_What the task requires_:
Write out, please, the line containing "Convert this document image to plain text." together with all lines after it, up to and including the last one, with no other output.

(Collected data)
+ + + + + + +

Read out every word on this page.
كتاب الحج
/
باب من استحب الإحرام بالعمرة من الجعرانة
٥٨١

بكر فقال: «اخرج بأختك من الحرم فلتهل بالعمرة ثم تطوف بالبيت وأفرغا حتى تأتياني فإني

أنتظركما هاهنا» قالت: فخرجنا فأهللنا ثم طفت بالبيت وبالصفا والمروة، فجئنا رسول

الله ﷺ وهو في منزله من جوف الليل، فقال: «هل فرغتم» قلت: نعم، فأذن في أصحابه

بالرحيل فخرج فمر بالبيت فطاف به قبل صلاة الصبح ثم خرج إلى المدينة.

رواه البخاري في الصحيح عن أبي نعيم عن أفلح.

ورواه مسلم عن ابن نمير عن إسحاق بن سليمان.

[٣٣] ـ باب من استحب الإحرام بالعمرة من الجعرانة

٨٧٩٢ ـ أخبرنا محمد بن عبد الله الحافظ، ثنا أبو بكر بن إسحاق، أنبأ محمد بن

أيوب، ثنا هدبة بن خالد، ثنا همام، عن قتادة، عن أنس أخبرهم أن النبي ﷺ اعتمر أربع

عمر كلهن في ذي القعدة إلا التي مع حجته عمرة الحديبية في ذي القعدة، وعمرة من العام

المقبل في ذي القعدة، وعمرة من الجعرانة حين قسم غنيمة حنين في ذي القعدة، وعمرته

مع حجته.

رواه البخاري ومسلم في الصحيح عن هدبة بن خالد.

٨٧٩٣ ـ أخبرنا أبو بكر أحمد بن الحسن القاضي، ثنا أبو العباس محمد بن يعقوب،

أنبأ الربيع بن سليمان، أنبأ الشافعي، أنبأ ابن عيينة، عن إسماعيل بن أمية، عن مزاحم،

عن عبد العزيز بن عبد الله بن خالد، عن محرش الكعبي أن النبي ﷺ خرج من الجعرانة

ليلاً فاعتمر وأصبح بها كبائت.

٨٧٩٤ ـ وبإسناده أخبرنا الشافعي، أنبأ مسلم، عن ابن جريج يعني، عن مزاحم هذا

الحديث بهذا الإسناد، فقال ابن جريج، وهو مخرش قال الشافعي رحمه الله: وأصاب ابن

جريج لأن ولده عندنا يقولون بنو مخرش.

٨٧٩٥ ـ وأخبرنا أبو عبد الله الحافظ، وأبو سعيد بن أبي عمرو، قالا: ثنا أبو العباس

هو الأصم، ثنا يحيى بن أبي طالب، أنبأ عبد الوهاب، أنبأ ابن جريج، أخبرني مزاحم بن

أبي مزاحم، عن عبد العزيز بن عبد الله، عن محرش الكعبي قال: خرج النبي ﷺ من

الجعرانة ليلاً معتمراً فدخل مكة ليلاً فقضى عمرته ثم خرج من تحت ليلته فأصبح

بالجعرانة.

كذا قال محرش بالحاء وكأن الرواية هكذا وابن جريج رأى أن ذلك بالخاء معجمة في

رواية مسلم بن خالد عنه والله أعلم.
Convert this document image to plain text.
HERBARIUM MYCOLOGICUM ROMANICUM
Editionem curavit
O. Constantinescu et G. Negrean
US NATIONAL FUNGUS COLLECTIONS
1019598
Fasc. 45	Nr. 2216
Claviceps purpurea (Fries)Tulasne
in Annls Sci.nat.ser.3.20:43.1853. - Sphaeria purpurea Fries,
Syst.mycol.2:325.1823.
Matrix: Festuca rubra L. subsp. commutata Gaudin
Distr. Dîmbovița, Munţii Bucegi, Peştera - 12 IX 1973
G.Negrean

+ + + + + + +

_Exercise result_:
Convert this document image to plain text.
HERBARIUM MYCOLOGICUM ROMANICUM
Editionem curavit
O. Constantinescu et G. Negrean
US NATIONAL FUNGUS COLLECTIONS
1019598
Fasc. 45	Nr. 2216
Claviceps purpurea (Fries)Tulasne
in Annls Sci.nat.ser.3.20:43.1853. - Sphaeria purpurea Fries,
Syst.mycol.2:325.1823.
Matrix: Festuca rubra L. subsp. commutata Gaudin
Distr. Dîmbovița, Munţii Bucegi, Peştera - 12 IX 1973
G.Negrean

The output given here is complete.